» **Objective**:
Below are some records. Say how many of their lines include the string "который", giving only the number.

########

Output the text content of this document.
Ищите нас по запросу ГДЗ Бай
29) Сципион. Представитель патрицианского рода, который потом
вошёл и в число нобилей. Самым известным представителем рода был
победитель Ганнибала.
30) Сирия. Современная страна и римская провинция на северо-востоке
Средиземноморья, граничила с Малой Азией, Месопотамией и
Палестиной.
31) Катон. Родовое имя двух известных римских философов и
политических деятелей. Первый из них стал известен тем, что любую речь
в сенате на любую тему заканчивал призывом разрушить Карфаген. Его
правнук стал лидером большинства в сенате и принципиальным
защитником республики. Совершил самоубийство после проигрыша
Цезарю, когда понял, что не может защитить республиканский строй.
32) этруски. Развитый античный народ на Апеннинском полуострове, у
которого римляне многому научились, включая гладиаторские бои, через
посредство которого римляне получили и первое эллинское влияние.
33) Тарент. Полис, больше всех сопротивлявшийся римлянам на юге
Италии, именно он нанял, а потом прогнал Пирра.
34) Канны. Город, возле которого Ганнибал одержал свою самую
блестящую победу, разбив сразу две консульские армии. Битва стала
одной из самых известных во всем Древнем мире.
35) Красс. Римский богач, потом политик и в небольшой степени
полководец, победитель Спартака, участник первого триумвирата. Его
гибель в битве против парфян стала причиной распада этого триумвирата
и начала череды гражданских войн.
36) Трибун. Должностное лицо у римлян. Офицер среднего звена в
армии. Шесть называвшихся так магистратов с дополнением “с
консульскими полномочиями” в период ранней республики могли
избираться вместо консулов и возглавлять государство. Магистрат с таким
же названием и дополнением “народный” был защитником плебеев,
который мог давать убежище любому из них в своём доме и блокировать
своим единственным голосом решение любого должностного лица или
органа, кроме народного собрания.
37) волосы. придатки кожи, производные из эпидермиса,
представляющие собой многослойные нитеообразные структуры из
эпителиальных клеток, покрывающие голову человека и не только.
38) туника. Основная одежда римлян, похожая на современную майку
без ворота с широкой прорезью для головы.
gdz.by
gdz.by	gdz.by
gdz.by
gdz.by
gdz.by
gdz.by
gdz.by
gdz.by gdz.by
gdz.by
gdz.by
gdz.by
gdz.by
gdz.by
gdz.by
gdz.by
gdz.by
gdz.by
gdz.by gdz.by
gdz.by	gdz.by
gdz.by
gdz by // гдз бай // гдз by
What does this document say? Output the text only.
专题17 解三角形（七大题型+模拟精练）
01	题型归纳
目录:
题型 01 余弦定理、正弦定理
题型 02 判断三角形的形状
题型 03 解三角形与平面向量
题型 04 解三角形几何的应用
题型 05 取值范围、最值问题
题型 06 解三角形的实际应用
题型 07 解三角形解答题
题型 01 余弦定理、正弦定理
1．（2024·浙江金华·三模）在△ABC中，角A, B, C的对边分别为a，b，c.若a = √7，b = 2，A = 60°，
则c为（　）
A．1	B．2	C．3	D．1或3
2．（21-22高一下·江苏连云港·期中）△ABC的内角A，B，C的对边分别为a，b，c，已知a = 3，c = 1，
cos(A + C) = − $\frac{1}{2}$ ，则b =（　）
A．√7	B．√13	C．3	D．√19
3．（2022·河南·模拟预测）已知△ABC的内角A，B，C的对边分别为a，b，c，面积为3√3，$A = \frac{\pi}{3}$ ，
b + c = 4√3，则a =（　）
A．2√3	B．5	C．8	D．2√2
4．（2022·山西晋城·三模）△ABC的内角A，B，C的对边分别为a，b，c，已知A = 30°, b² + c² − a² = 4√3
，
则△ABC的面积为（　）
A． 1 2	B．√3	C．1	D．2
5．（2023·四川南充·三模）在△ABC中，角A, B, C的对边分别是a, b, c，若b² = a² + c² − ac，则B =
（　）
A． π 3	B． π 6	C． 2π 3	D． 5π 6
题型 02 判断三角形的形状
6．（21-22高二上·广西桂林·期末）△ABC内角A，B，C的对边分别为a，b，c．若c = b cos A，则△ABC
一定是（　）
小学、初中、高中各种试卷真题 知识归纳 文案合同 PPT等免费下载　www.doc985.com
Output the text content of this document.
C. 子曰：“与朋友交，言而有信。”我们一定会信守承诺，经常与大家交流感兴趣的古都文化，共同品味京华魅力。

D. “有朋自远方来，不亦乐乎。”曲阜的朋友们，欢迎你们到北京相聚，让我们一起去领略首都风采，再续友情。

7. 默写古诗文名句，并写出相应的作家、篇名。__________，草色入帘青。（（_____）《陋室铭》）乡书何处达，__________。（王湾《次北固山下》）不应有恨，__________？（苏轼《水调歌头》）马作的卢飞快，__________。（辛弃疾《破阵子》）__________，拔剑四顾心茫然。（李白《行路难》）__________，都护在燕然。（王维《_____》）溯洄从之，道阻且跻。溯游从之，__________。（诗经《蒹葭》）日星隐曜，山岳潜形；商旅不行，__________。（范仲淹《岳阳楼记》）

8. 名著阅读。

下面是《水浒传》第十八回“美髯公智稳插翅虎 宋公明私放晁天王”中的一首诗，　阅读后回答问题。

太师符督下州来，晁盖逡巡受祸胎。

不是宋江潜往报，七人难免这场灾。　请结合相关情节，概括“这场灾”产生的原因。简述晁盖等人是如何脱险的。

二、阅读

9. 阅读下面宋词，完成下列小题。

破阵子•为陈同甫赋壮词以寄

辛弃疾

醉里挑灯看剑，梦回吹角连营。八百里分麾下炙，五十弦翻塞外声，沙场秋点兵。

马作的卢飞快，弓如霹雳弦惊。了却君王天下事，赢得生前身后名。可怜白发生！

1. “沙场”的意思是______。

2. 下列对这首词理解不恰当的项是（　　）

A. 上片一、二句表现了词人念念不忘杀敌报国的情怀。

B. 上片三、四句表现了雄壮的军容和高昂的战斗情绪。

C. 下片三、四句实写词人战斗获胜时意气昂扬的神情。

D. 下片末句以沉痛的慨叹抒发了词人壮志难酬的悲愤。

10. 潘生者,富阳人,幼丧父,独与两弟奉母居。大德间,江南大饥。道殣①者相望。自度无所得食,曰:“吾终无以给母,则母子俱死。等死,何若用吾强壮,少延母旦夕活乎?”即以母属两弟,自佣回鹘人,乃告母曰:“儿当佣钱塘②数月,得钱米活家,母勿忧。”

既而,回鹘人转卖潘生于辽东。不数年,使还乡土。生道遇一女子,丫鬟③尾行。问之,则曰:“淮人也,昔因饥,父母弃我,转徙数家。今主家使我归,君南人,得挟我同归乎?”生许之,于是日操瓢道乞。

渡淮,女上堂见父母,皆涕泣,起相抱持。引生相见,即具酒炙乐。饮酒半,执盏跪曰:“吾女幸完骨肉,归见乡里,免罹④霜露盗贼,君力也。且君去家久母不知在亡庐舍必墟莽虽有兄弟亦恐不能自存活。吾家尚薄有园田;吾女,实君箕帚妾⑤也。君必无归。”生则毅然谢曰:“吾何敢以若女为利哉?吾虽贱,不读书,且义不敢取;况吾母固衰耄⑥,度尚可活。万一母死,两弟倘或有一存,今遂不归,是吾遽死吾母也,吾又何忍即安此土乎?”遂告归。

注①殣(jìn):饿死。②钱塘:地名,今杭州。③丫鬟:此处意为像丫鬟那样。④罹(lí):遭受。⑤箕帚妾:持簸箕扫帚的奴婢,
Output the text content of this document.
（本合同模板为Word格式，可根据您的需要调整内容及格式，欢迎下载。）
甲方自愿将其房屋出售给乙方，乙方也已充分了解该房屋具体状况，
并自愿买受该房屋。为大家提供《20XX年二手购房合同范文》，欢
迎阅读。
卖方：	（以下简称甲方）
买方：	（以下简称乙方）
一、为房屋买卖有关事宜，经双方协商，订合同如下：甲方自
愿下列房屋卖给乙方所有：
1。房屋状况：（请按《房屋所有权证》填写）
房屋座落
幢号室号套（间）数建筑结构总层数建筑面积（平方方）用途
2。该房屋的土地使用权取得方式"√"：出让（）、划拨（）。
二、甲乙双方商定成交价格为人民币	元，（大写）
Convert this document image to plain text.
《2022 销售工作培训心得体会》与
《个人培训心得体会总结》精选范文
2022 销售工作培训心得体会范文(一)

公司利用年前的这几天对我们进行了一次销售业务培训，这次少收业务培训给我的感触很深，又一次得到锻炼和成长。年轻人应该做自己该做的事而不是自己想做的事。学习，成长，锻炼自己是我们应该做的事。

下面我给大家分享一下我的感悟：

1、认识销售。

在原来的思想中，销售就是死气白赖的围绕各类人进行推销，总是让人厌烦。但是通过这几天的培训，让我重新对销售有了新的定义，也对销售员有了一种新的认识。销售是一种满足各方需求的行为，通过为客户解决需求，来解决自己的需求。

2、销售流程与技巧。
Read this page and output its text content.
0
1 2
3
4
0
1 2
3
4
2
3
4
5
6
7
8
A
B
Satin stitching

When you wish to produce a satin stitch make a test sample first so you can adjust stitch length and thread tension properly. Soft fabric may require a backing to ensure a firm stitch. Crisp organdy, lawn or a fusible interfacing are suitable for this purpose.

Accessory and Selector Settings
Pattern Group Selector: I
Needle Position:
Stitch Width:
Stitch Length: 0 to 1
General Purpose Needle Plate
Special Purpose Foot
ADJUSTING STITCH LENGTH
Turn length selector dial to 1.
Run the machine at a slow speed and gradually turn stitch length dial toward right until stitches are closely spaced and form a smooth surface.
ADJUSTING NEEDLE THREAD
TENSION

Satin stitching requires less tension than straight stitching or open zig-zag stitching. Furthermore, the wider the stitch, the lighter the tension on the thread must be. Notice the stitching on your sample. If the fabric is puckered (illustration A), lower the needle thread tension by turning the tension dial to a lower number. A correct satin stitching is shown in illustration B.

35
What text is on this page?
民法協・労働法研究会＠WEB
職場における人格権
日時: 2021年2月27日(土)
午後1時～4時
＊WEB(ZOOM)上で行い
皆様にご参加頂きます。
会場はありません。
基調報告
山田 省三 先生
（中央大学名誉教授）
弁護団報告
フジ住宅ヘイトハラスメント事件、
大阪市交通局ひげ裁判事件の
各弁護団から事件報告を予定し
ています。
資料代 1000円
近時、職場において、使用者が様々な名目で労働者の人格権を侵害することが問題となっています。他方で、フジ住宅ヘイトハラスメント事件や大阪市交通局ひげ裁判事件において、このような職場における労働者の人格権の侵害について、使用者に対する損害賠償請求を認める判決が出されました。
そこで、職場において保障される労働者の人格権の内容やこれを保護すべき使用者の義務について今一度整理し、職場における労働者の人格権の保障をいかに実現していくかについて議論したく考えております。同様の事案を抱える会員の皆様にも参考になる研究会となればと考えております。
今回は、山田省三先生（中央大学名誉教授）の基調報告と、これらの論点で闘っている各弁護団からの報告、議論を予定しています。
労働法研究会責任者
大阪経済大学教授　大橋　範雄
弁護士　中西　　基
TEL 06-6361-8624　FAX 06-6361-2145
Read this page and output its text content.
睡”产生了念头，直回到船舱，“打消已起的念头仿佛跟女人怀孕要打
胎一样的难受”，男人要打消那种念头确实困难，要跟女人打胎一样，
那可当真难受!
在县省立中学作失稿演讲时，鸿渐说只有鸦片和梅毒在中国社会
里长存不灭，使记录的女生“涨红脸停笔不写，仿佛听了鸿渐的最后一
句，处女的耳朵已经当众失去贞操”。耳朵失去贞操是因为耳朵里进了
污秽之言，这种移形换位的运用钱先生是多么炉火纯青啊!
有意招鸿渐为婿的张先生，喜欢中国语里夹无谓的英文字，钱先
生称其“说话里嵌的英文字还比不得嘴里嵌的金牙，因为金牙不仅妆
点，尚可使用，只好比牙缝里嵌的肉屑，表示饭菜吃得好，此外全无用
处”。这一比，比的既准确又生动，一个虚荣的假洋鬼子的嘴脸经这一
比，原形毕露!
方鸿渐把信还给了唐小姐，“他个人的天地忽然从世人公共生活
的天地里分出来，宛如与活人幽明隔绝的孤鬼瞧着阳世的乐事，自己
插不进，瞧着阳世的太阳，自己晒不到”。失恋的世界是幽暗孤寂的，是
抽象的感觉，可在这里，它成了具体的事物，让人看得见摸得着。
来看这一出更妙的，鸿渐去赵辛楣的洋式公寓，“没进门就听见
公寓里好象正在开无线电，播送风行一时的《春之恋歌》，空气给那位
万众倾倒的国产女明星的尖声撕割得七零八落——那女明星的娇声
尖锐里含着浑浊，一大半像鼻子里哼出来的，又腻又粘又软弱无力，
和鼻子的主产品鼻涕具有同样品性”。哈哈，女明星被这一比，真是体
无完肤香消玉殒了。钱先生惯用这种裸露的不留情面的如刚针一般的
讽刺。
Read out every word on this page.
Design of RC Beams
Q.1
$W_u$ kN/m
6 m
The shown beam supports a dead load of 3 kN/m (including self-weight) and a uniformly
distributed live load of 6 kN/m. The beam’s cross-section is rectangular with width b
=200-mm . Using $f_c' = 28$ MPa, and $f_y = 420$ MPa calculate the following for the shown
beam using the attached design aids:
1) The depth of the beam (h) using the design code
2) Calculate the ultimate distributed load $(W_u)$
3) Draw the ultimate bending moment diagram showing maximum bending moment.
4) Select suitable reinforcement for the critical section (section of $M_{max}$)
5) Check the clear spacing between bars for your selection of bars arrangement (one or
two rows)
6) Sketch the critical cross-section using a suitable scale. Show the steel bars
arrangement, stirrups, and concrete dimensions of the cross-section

########

» **Exercise answer**:
2